**Written task**
Below are the records; collect from them each line containing the string "Check".

Data records:
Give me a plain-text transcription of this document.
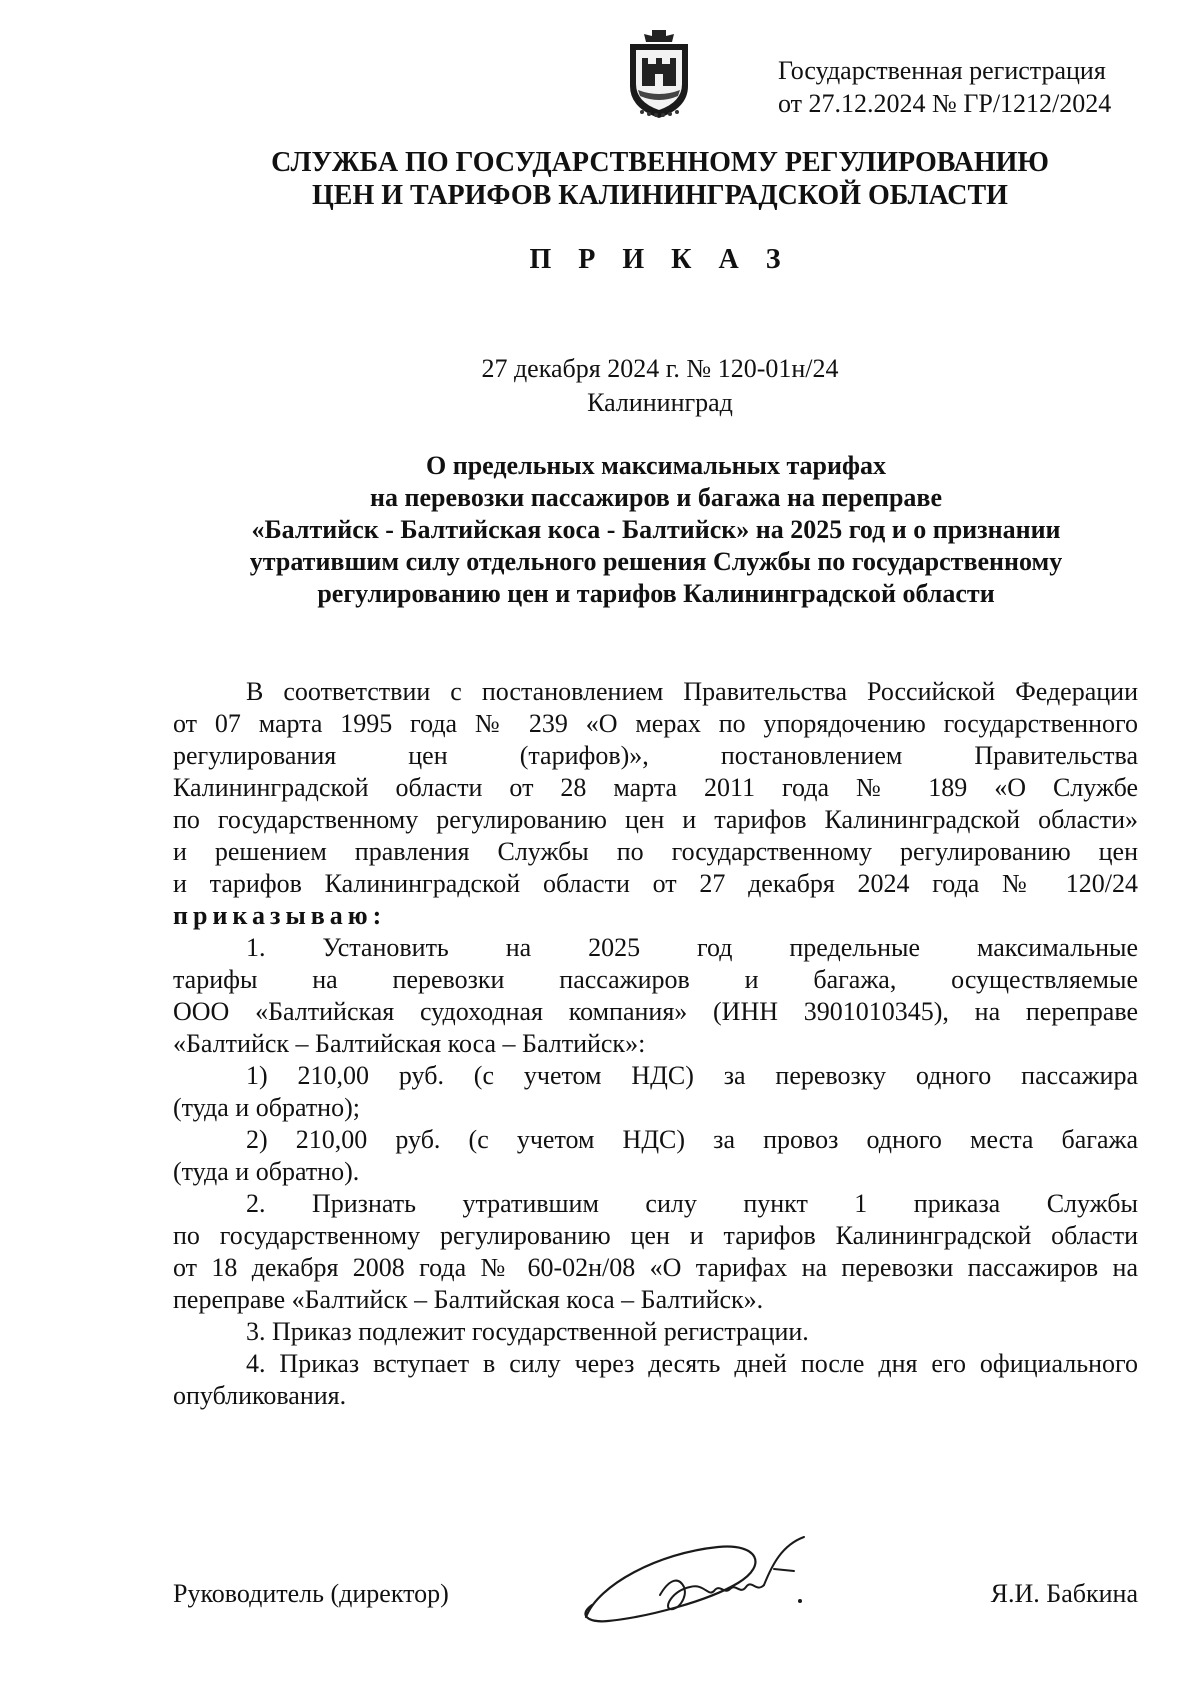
Государственная регистрация
от 27.12.2024 № ГР/1212/2024
СЛУЖБА ПО ГОСУДАРСТВЕННОМУ РЕГУЛИРОВАНИЮ
ЦЕН И ТАРИФОВ КАЛИНИНГРАДСКОЙ ОБЛАСТИ
П Р И К А З
27 декабря 2024 г. № 120-01н/24
Калининград
О предельных максимальных тарифах
на перевозки пассажиров и багажа на переправе
«Балтийск - Балтийская коса - Балтийск» на 2025 год и о признании
утратившим силу отдельного решения Службы по государственному
регулированию цен и тарифов Калининградской области
В соответствии с постановлением Правительства Российской Федерации
от 07 марта 1995 года № 239 «О мерах по упорядочению государственного
регулирования цен (тарифов)», постановлением Правительства
Калининградской области от 28 марта 2011 года № 189 «О Службе
по государственному регулированию цен и тарифов Калининградской области»
и решением правления Службы по государственному регулированию цен
и тарифов Калининградской области от 27 декабря 2024 года № 120/24
приказываю:
1. Установить на 2025 год предельные максимальные
тарифы на перевозки пассажиров и багажа, осуществляемые
ООО «Балтийская судоходная компания» (ИНН 3901010345), на переправе
«Балтийск – Балтийская коса – Балтийск»:
1) 210,00 руб. (с учетом НДС) за перевозку одного пассажира
(туда и обратно);
2) 210,00 руб. (с учетом НДС) за провоз одного места багажа
(туда и обратно).
2. Признать утратившим силу пункт 1 приказа Службы
по государственному регулированию цен и тарифов Калининградской области
от 18 декабря 2008 года № 60-02н/08 «О тарифах на перевозки пассажиров на
переправе «Балтийск – Балтийская коса – Балтийск».
3. Приказ подлежит государственной регистрации.
4. Приказ вступает в силу через десять дней после дня его официального
опубликования.
Руководитель (директор)	Я.И. Бабкина
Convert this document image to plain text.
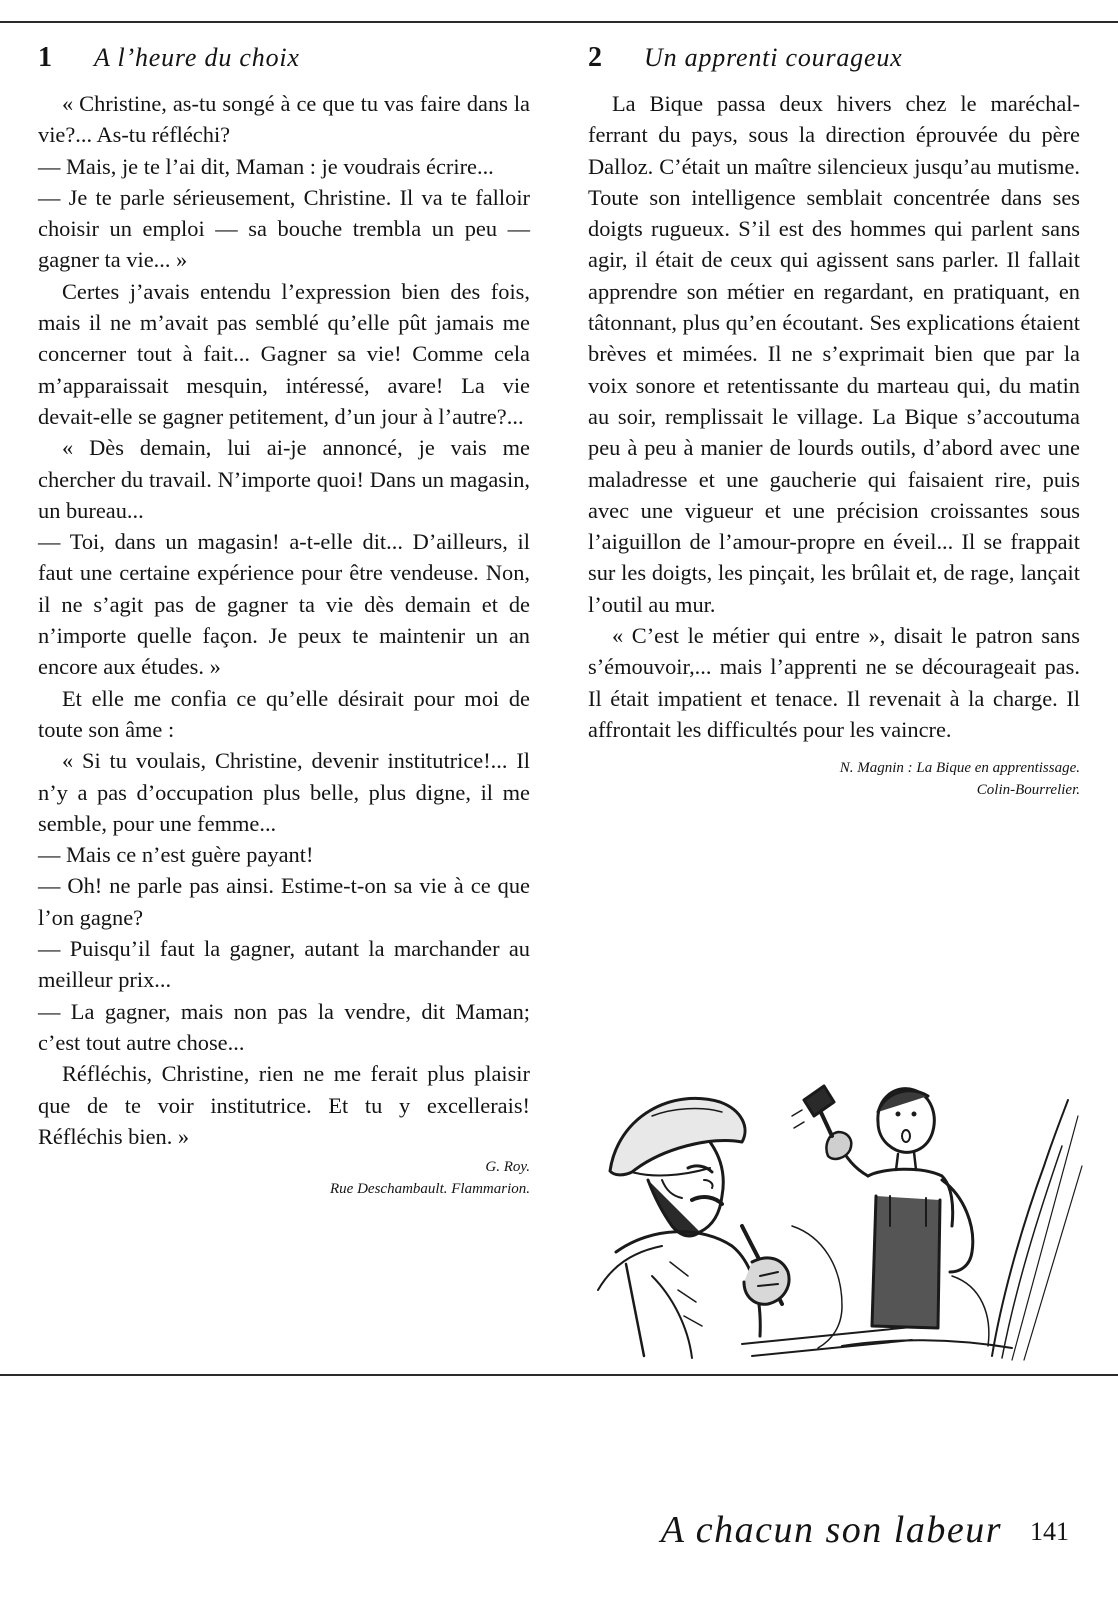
1 A l’heure du choix

« Christine, as-tu songé à ce que tu vas faire dans la vie?... As-tu réfléchi?

— Mais, je te l’ai dit, Maman : je voudrais écrire...

— Je te parle sérieusement, Christine. Il va te falloir choisir un emploi — sa bouche trembla un peu — gagner ta vie... »

Certes j’avais entendu l’expression bien des fois, mais il ne m’avait pas semblé qu’elle pût jamais me concerner tout à fait... Gagner sa vie! Comme cela m’apparaissait mesquin, intéressé, avare! La vie devait-elle se gagner petitement, d’un jour à l’autre?...

« Dès demain, lui ai-je annoncé, je vais me chercher du travail. N’importe quoi! Dans un magasin, un bureau...

— Toi, dans un magasin! a-t-elle dit... D’ailleurs, il faut une certaine expérience pour être vendeuse. Non, il ne s’agit pas de gagner ta vie dès demain et de n’importe quelle façon. Je peux te maintenir un an encore aux études. »

Et elle me confia ce qu’elle désirait pour moi de toute son âme :

« Si tu voulais, Christine, devenir institutrice!... Il n’y a pas d’occupation plus belle, plus digne, il me semble, pour une femme...

— Mais ce n’est guère payant!

— Oh! ne parle pas ainsi. Estime-t-on sa vie à ce que l’on gagne?

— Puisqu’il faut la gagner, autant la marchander au meilleur prix...

— La gagner, mais non pas la vendre, dit Maman; c’est tout autre chose...

Réfléchis, Christine, rien ne me ferait plus plaisir que de te voir institutrice. Et tu y excellerais! Réfléchis bien. »

G. Roy.

Rue Deschambault. Flammarion.

2 Un apprenti courageux

La Bique passa deux hivers chez le maréchal-ferrant du pays, sous la direction éprouvée du père Dalloz. C’était un maître silencieux jusqu’au mutisme. Toute son intelligence semblait concentrée dans ses doigts rugueux. S’il est des hommes qui parlent sans agir, il était de ceux qui agissent sans parler. Il fallait apprendre son métier en regardant, en pratiquant, en tâtonnant, plus qu’en écoutant. Ses explications étaient brèves et mimées. Il ne s’exprimait bien que par la voix sonore et retentissante du marteau qui, du matin au soir, remplissait le village. La Bique s’accoutuma peu à peu à manier de lourds outils, d’abord avec une maladresse et une gaucherie qui faisaient rire, puis avec une vigueur et une précision croissantes sous l’aiguillon de l’amour-propre en éveil... Il se frappait sur les doigts, les pinçait, les brûlait et, de rage, lançait l’outil au mur.

« C’est le métier qui entre », disait le patron sans s’émouvoir,... mais l’apprenti ne se décourageait pas. Il était impatient et tenace. Il revenait à la charge. Il affrontait les difficultés pour les vaincre.

N. Magnin : La Bique en apprentissage.

Colin-Bourrelier.

A chacun son labeur 141
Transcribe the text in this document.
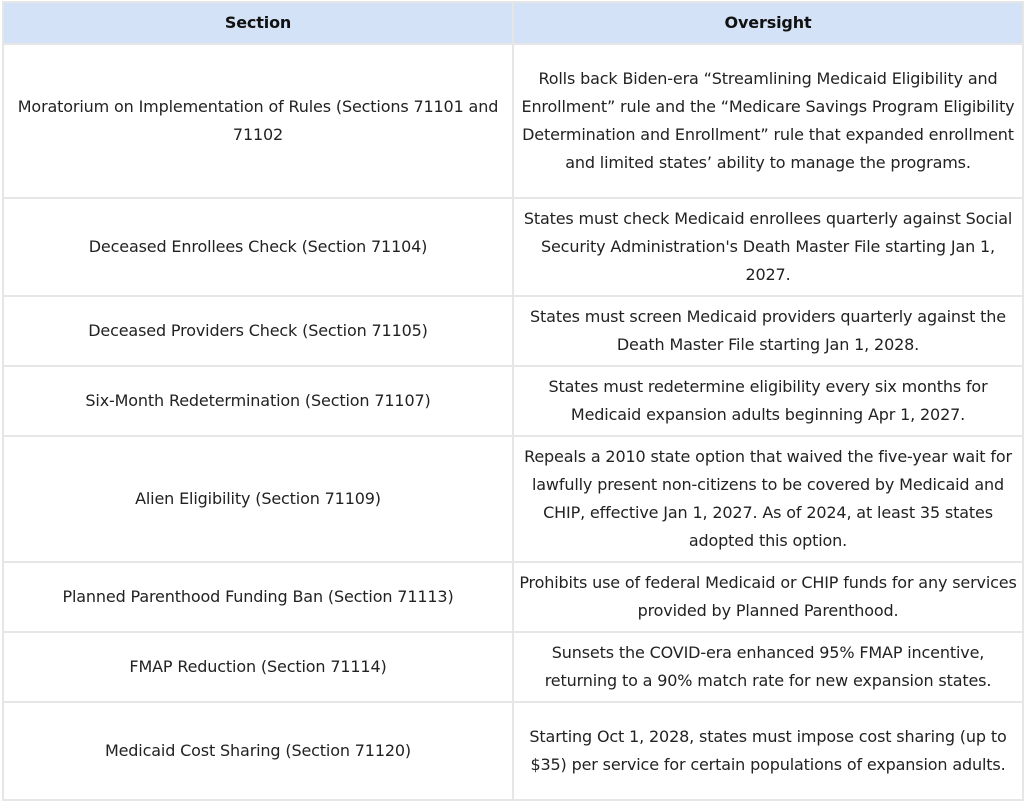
Section	Oversight
Moratorium on Implementation of Rules (Sections 71101 and 71102	Rolls back Biden-era “Streamlining Medicaid Eligibility and Enrollment” rule and the “Medicare Savings Program Eligibility Determination and Enrollment” rule that expanded enrollment and limited states’ ability to manage the programs.
Deceased Enrollees Check (Section 71104)	States must check Medicaid enrollees quarterly against Social Security Administration's Death Master File starting Jan 1, 2027.
Deceased Providers Check (Section 71105)	States must screen Medicaid providers quarterly against the Death Master File starting Jan 1, 2028.
Six-Month Redetermination (Section 71107)	States must redetermine eligibility every six months for Medicaid expansion adults beginning Apr 1, 2027.
Alien Eligibility (Section 71109)	Repeals a 2010 state option that waived the five-year wait for lawfully present non-citizens to be covered by Medicaid and CHIP, effective Jan 1, 2027. As of 2024, at least 35 states adopted this option.
Planned Parenthood Funding Ban (Section 71113)	Prohibits use of federal Medicaid or CHIP funds for any services provided by Planned Parenthood.
FMAP Reduction (Section 71114)	Sunsets the COVID-era enhanced 95% FMAP incentive, returning to a 90% match rate for new expansion states.
Medicaid Cost Sharing (Section 71120)	Starting Oct 1, 2028, states must impose cost sharing (up to $35) per service for certain populations of expansion adults.
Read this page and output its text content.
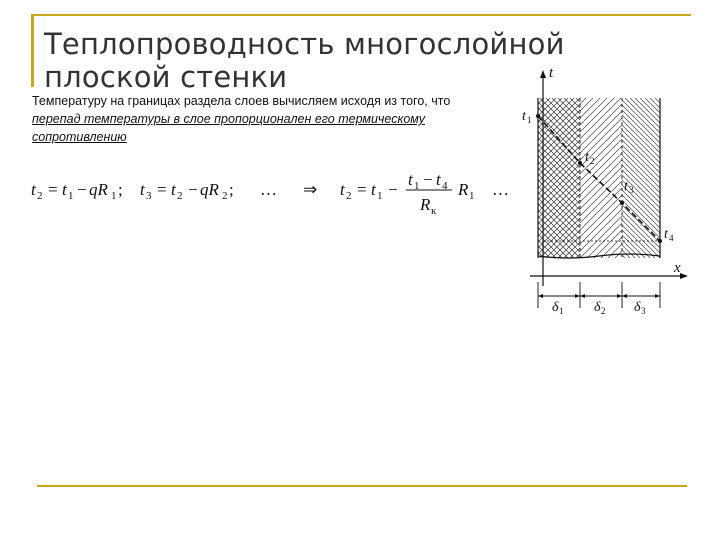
Теплопроводность многослойной плоской стенки
Температуру на границах раздела слоев вычисляем исходя из того, что перепад температуры в слое пропорционален его термическому сопротивлению
t 2 = t 1 − qR 1 ; t 3 = t 2 − qR 2 ; … ⇒ t 2 = t 1 −
t 1 − t 4
R к
R 1 …
t
x
t 1
t 2
t 3
t 4
δ 1 δ 2 δ 3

**Output of the exercise**
Deceased Enrollees Check (Section 71104)	States must check Medicaid enrollees quarterly against Social Security Administration's Death Master File starting Jan 1, 2027.
Deceased Providers Check (Section 71105)	States must screen Medicaid providers quarterly against the Death Master File starting Jan 1, 2028.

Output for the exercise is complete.